▶ **DIRECTION**
Copy out every line of the data exactly.
— Start of PROVIDED RECORDS —
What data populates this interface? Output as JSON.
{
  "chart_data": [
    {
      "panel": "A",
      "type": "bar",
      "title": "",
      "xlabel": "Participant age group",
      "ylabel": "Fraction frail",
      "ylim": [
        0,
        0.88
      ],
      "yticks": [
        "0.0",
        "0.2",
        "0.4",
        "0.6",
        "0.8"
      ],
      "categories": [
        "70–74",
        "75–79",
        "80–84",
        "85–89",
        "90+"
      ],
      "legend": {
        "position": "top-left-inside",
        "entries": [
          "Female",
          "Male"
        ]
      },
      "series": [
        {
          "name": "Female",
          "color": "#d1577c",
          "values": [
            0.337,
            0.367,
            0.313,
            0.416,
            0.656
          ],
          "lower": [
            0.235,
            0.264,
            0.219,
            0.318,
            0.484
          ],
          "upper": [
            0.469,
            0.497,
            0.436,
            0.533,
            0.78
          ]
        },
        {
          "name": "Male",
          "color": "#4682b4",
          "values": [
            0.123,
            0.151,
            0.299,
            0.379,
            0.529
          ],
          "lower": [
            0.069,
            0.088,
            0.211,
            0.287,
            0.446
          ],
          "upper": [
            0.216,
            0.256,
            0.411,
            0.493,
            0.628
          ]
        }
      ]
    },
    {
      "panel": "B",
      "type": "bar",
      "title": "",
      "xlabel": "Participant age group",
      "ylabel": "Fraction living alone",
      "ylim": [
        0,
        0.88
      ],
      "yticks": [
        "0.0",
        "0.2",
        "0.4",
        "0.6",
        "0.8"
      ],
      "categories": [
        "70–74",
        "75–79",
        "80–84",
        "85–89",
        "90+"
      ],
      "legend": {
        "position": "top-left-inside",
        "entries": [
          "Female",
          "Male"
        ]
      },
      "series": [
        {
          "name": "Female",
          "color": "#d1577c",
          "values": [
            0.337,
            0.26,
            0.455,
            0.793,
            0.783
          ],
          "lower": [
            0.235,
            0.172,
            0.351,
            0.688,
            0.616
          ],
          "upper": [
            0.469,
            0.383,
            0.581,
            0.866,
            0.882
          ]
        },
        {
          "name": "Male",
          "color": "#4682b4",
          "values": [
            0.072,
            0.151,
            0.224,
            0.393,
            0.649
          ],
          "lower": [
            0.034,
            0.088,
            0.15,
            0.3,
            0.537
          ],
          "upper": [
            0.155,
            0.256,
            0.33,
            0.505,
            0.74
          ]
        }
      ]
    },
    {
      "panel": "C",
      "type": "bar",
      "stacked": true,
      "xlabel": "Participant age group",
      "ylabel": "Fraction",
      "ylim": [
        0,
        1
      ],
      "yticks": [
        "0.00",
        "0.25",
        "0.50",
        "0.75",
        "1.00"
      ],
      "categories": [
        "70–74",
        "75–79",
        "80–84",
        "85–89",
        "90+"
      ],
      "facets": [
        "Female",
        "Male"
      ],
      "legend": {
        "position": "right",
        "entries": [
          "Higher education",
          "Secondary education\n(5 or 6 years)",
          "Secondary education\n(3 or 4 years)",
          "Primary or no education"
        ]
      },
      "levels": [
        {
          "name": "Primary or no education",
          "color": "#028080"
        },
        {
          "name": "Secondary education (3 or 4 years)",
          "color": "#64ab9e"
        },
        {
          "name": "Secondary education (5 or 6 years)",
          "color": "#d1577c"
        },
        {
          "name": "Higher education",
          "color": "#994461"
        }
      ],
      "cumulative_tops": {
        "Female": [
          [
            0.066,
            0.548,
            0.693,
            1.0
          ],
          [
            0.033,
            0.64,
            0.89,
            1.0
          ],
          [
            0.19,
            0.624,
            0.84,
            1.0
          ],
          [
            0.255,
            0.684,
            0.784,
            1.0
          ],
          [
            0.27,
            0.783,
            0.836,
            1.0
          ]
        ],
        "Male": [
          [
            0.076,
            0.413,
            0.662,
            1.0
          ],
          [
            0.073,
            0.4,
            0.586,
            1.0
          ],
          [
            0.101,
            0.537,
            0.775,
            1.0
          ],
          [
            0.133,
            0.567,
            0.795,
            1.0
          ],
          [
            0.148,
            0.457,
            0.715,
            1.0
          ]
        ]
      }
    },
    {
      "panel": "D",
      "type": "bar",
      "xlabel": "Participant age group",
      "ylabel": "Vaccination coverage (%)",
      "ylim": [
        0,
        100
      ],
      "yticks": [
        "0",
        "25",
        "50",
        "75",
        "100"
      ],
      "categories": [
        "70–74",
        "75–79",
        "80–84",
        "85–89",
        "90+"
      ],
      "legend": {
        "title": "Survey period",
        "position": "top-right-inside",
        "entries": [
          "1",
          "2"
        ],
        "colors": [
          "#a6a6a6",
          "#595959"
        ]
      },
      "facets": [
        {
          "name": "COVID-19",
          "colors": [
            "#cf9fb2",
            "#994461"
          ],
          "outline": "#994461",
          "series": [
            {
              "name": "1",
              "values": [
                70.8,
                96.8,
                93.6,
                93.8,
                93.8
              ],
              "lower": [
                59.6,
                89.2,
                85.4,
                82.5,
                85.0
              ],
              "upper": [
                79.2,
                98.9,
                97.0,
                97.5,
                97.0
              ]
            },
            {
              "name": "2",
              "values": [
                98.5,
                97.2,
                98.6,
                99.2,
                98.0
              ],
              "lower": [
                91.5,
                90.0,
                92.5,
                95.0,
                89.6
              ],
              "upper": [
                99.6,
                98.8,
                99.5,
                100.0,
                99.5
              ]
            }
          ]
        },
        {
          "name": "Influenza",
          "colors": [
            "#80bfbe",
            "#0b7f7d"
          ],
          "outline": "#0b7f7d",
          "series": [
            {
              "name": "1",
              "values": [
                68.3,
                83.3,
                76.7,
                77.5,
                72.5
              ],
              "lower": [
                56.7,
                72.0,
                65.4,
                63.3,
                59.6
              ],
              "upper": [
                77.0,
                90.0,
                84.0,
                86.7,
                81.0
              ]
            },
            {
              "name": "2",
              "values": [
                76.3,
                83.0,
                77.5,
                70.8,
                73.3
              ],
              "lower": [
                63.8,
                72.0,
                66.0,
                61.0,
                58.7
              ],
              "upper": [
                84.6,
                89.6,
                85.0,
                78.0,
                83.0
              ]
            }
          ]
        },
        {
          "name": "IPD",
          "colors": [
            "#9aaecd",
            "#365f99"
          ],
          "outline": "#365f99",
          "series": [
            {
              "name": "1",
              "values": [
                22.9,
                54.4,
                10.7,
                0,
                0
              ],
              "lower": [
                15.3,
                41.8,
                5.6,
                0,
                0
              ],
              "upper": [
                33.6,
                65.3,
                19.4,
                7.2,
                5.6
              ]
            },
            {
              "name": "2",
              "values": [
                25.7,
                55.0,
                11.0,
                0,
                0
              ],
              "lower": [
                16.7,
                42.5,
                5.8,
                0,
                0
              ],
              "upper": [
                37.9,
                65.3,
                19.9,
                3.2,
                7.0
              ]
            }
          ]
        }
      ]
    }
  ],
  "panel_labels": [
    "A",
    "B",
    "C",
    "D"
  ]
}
— End of PROVIDED RECORDS —
▶ **ANSWER**
What data populates this interface? Output as JSON.
{
  "chart_data": [
    {
      "panel": "A",
      "type": "bar",
      "title": "",
      "xlabel": "Participant age group",
      "ylabel": "Fraction frail",
      "ylim": [
        0,
        0.88
      ],
      "yticks": [
        "0.0",
        "0.2",
        "0.4",
        "0.6",
        "0.8"
      ],
      "categories": [
        "70–74",
        "75–79",
        "80–84",
        "85–89",
        "90+"
      ],
      "legend": {
        "position": "top-left-inside",
        "entries": [
          "Female",
          "Male"
        ]
      },
      "series": [
        {
          "name": "Female",
          "color": "#d1577c",
          "values": [
            0.337,
            0.367,
            0.313,
            0.416,
            0.656
          ],
          "lower": [
            0.235,
            0.264,
            0.219,
            0.318,
            0.484
          ],
          "upper": [
            0.469,
            0.497,
            0.436,
            0.533,
            0.78
          ]
        },
        {
          "name": "Male",
          "color": "#4682b4",
          "values": [
            0.123,
            0.151,
            0.299,
            0.379,
            0.529
          ],
          "lower": [
            0.069,
            0.088,
            0.211,
            0.287,
            0.446
          ],
          "upper": [
            0.216,
            0.256,
            0.411,
            0.493,
            0.628
          ]
        }
      ]
    },
    {
      "panel": "B",
      "type": "bar",
      "title": "",
      "xlabel": "Participant age group",
      "ylabel": "Fraction living alone",
      "ylim": [
        0,
        0.88
      ],
      "yticks": [
        "0.0",
        "0.2",
        "0.4",
        "0.6",
        "0.8"
      ],
      "categories": [
        "70–74",
        "75–79",
        "80–84",
        "85–89",
        "90+"
      ],
      "legend": {
        "position": "top-left-inside",
        "entries": [
          "Female",
          "Male"
        ]
      },
      "series": [
        {
          "name": "Female",
          "color": "#d1577c",
          "values": [
            0.337,
            0.26,
            0.455,
            0.793,
            0.783
          ],
          "lower": [
            0.235,
            0.172,
            0.351,
            0.688,
            0.616
          ],
          "upper": [
            0.469,
            0.383,
            0.581,
            0.866,
            0.882
          ]
        },
        {
          "name": "Male",
          "color": "#4682b4",
          "values": [
            0.072,
            0.151,
            0.224,
            0.393,
            0.649
          ],
          "lower": [
            0.034,
            0.088,
            0.15,
            0.3,
            0.537
          ],
          "upper": [
            0.155,
            0.256,
            0.33,
            0.505,
            0.74
          ]
        }
      ]
    },
    {
      "panel": "C",
      "type": "bar",
      "stacked": true,
      "xlabel": "Participant age group",
      "ylabel": "Fraction",
      "ylim": [
        0,
        1
      ],
      "yticks": [
        "0.00",
        "0.25",
        "0.50",
        "0.75",
        "1.00"
      ],
      "categories": [
        "70–74",
        "75–79",
        "80–84",
        "85–89",
        "90+"
      ],
      "facets": [
        "Female",
        "Male"
      ],
      "legend": {
        "position": "right",
        "entries": [
          "Higher education",
          "Secondary education\n(5 or 6 years)",
          "Secondary education\n(3 or 4 years)",
          "Primary or no education"
        ]
      },
      "levels": [
        {
          "name": "Primary or no education",
          "color": "#028080"
        },
        {
          "name": "Secondary education (3 or 4 years)",
          "color": "#64ab9e"
        },
        {
          "name": "Secondary education (5 or 6 years)",
          "color": "#d1577c"
        },
        {
          "name": "Higher education",
          "color": "#994461"
        }
      ],
      "cumulative_tops": {
        "Female": [
          [
            0.066,
            0.548,
            0.693,
            1.0
          ],
          [
            0.033,
            0.64,
            0.89,
            1.0
          ],
          [
            0.19,
            0.624,
            0.84,
            1.0
          ],
          [
            0.255,
            0.684,
            0.784,
            1.0
          ],
          [
            0.27,
            0.783,
            0.836,
            1.0
          ]
        ],
        "Male": [
          [
            0.076,
            0.413,
            0.662,
            1.0
          ],
          [
            0.073,
            0.4,
            0.586,
            1.0
          ],
          [
            0.101,
            0.537,
            0.775,
            1.0
          ],
          [
            0.133,
            0.567,
            0.795,
            1.0
          ],
          [
            0.148,
            0.457,
            0.715,
            1.0
          ]
        ]
      }
    },
    {
      "panel": "D",
      "type": "bar",
      "xlabel": "Participant age group",
      "ylabel": "Vaccination coverage (%)",
      "ylim": [
        0,
        100
      ],
      "yticks": [
        "0",
        "25",
        "50",
        "75",
        "100"
      ],
      "categories": [
        "70–74",
        "75–79",
        "80–84",
        "85–89",
        "90+"
      ],
      "legend": {
        "title": "Survey period",
        "position": "top-right-inside",
        "entries": [
          "1",
          "2"
        ],
        "colors": [
          "#a6a6a6",
          "#595959"
        ]
      },
      "facets": [
        {
          "name": "COVID-19",
          "colors": [
            "#cf9fb2",
            "#994461"
          ],
          "outline": "#994461",
          "series": [
            {
              "name": "1",
              "values": [
                70.8,
                96.8,
                93.6,
                93.8,
                93.8
              ],
              "lower": [
                59.6,
                89.2,
                85.4,
                82.5,
                85.0
              ],
              "upper": [
                79.2,
                98.9,
                97.0,
                97.5,
                97.0
              ]
            },
            {
              "name": "2",
              "values": [
                98.5,
                97.2,
                98.6,
                99.2,
                98.0
              ],
              "lower": [
                91.5,
                90.0,
                92.5,
                95.0,
                89.6
              ],
              "upper": [
                99.6,
                98.8,
                99.5,
                100.0,
                99.5
              ]
            }
          ]
        },
        {
          "name": "Influenza",
          "colors": [
            "#80bfbe",
            "#0b7f7d"
          ],
          "outline": "#0b7f7d",
          "series": [
            {
              "name": "1",
              "values": [
                68.3,
                83.3,
                76.7,
                77.5,
                72.5
              ],
              "lower": [
                56.7,
                72.0,
                65.4,
                63.3,
                59.6
              ],
              "upper": [
                77.0,
                90.0,
                84.0,
                86.7,
                81.0
              ]
            },
            {
              "name": "2",
              "values": [
                76.3,
                83.0,
                77.5,
                70.8,
                73.3
              ],
              "lower": [
                63.8,
                72.0,
                66.0,
                61.0,
                58.7
              ],
              "upper": [
                84.6,
                89.6,
                85.0,
                78.0,
                83.0
              ]
            }
          ]
        },
        {
          "name": "IPD",
          "colors": [
            "#9aaecd",
            "#365f99"
          ],
          "outline": "#365f99",
          "series": [
            {
              "name": "1",
              "values": [
                22.9,
                54.4,
                10.7,
                0,
                0
              ],
              "lower": [
                15.3,
                41.8,
                5.6,
                0,
                0
              ],
              "upper": [
                33.6,
                65.3,
                19.4,
                7.2,
                5.6
              ]
            },
            {
              "name": "2",
              "values": [
                25.7,
                55.0,
                11.0,
                0,
                0
              ],
              "lower": [
                16.7,
                42.5,
                5.8,
                0,
                0
              ],
              "upper": [
                37.9,
                65.3,
                19.9,
                3.2,
                7.0
              ]
            }
          ]
        }
      ]
    }
  ],
  "panel_labels": [
    "A",
    "B",
    "C",
    "D"
  ]
}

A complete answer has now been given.